:: Records supplied

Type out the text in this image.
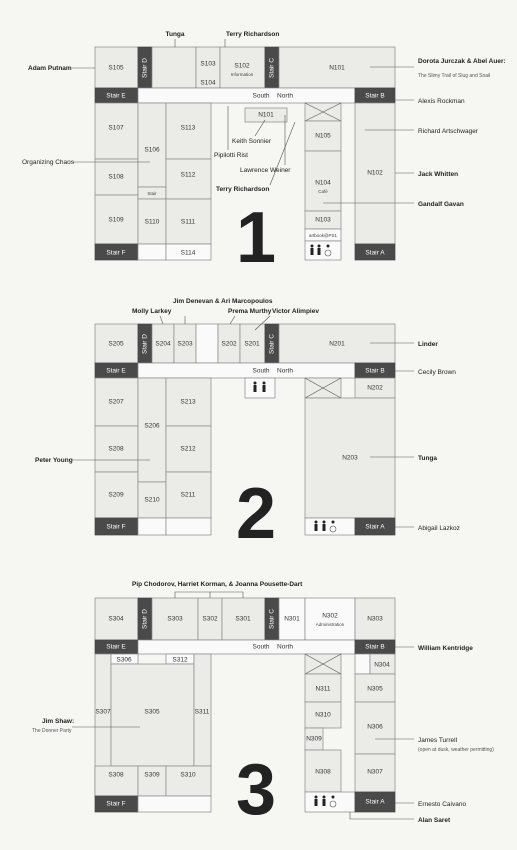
S105
S103
S104
S102
Information
N101
S107
S106
S113
N101
N105
S108	S112
N104
Café
N102
S109	S110	S111	N103
Stair
S114
artbook@PS1
Stair D	Stair C
Stair E	Stair B
Stair F	Stair A
South North
1
Tunga	Terry Richardson
Adam Putnam
Dorota Jurczak & Abel Auer:
The Slimy Trail of Slug and Snail
Alexis Rockman
Richard Artschwager
Keith Sonnier
Pipilotti Rist
Lawrence Weiner
Terry Richardson
Organizing Chaos
Jack Whitten
Gandalf Gavan
S205	S204 S203	S202 S201	N201
N202
S207
S206
S213
S208	S212
N203
S209
S210
S211
Stair D	Stair C
Stair E	Stair B
Stair F	Stair A
South North
2
Molly Larkey
Jim Denevan & Ari Marcopoulos
Prema Murthy Victor Alimpiev
Linder
Cecily Brown
Peter Young	Tunga
Abigail Lazkoz
S304	S303	S302	S301	N301	N302
Administration
N303
S306	S312
N304
N311	N305
S307	S305	S311	N310
N306
N309
S308	S309	S310	N308	N307
Stair D	Stair C
Stair E	Stair B
Stair F	Stair A
South North
3
Pip Chodorov, Harriet Korman, & Joanna Pousette-Dart
William Kentridge
Jim Shaw:
The Donner Party
James Turrell
(open at dusk, weather permitting)
Ernesto Caivano
Alan Saret
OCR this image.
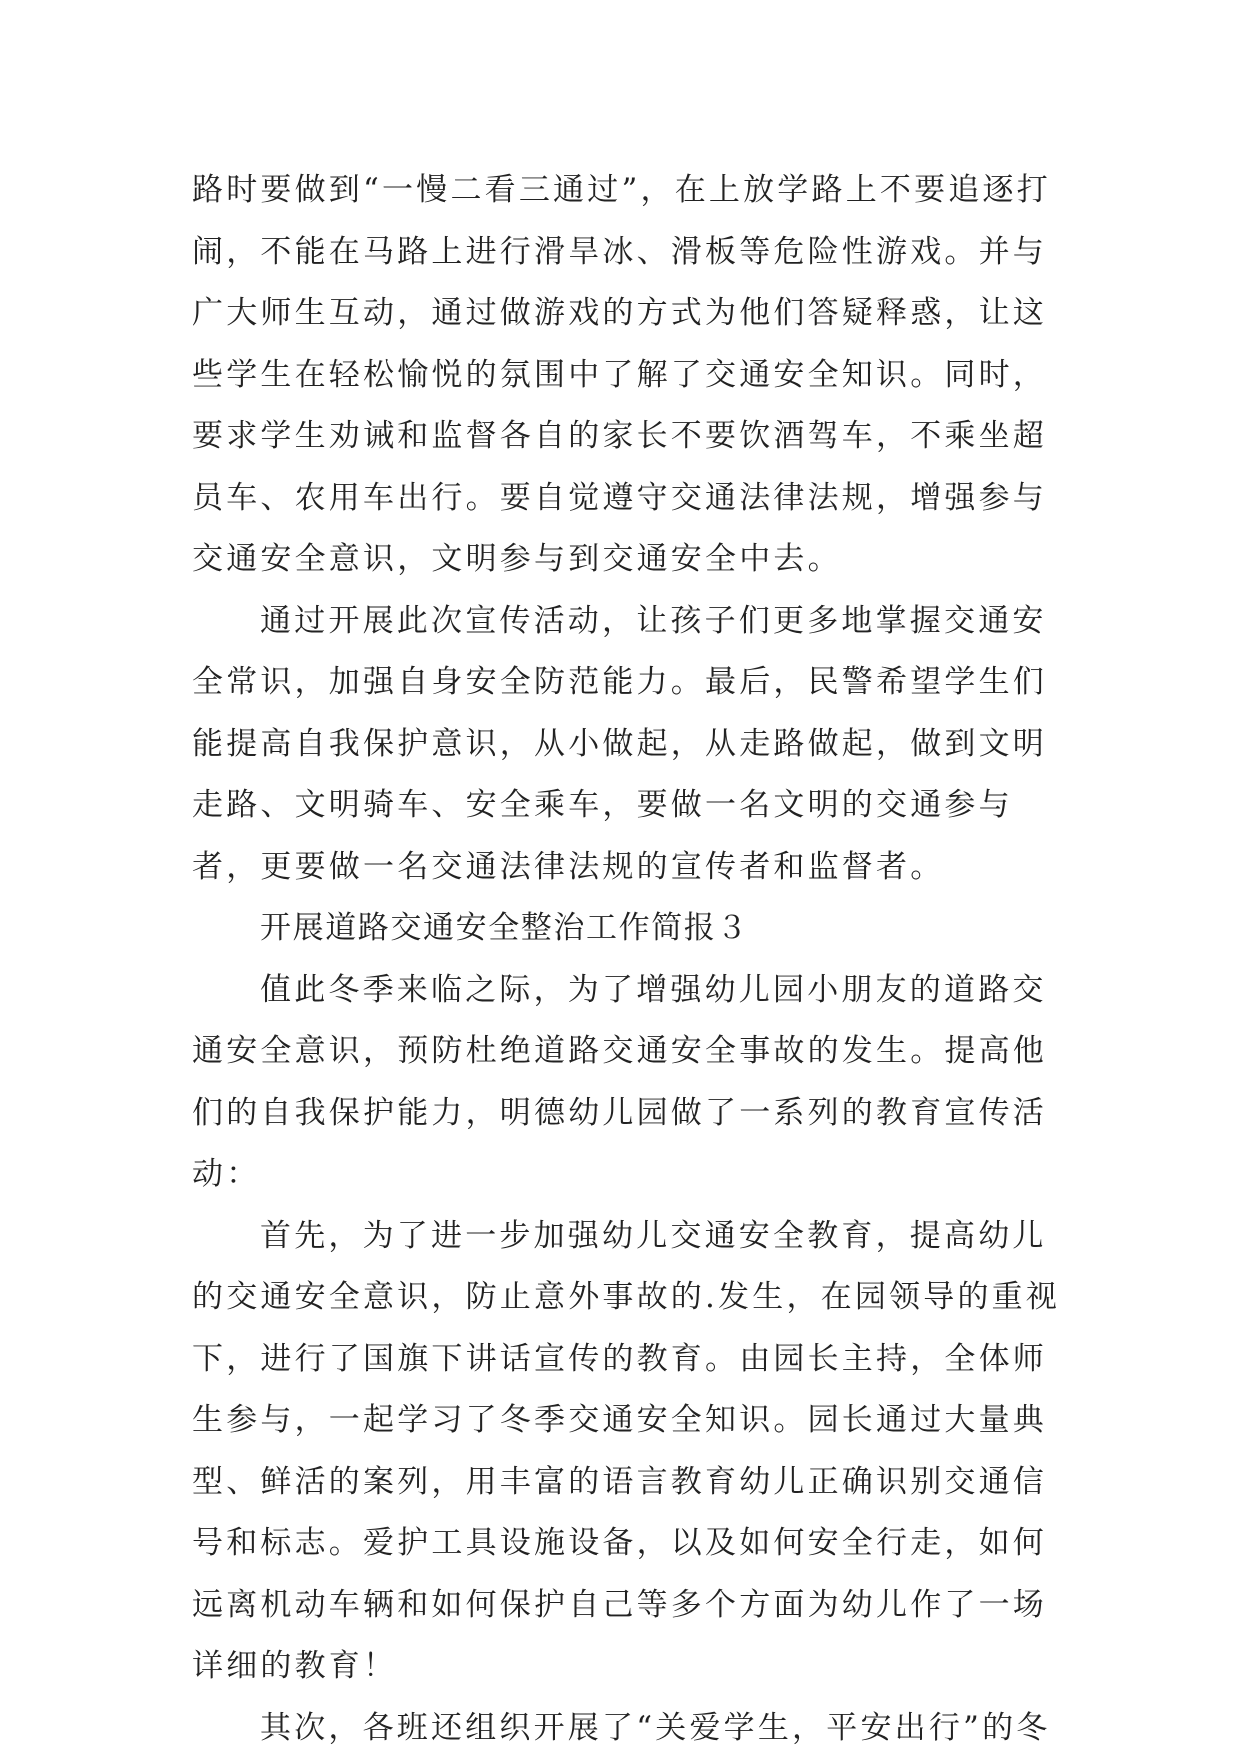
路时要做到“一慢二看三通过”，在上放学路上不要追逐打闹，不能在马路上进行滑旱冰、滑板等危险性游戏。并与广大师生互动，通过做游戏的方式为他们答疑释惑，让这些学生在轻松愉悦的氛围中了解了交通安全知识。同时，要求学生劝诫和监督各自的家长不要饮酒驾车，不乘坐超员车、农用车出行。要自觉遵守交通法律法规，增强参与交通安全意识，文明参与到交通安全中去。

通过开展此次宣传活动，让孩子们更多地掌握交通安全常识，加强自身安全防范能力。最后，民警希望学生们能提高自我保护意识，从小做起，从走路做起，做到文明走路、文明骑车、安全乘车，要做一名文明的交通参与者，更要做一名交通法律法规的宣传者和监督者。

开展道路交通安全整治工作简报３

值此冬季来临之际，为了增强幼儿园小朋友的道路交通安全意识，预防杜绝道路交通安全事故的发生。提高他们的自我保护能力，明德幼儿园做了一系列的教育宣传活动：

首先，为了进一步加强幼儿交通安全教育，提高幼儿的交通安全意识，防止意外事故的.发生，在园领导的重视下，进行了国旗下讲话宣传的教育。由园长主持，全体师生参与，一起学习了冬季交通安全知识。园长通过大量典型、鲜活的案列，用丰富的语言教育幼儿正确识别交通信号和标志。爱护工具设施设备，以及如何安全行走，如何远离机动车辆和如何保护自己等多个方面为幼儿作了一场详细的教育！

其次，各班还组织开展了“关爱学生，平安出行”的冬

::::

§ **Requirement**:
Give every line of the material that includes the string "Terry".

§ **Written answer**:
Tunga	Terry Richardson
Terry Richardson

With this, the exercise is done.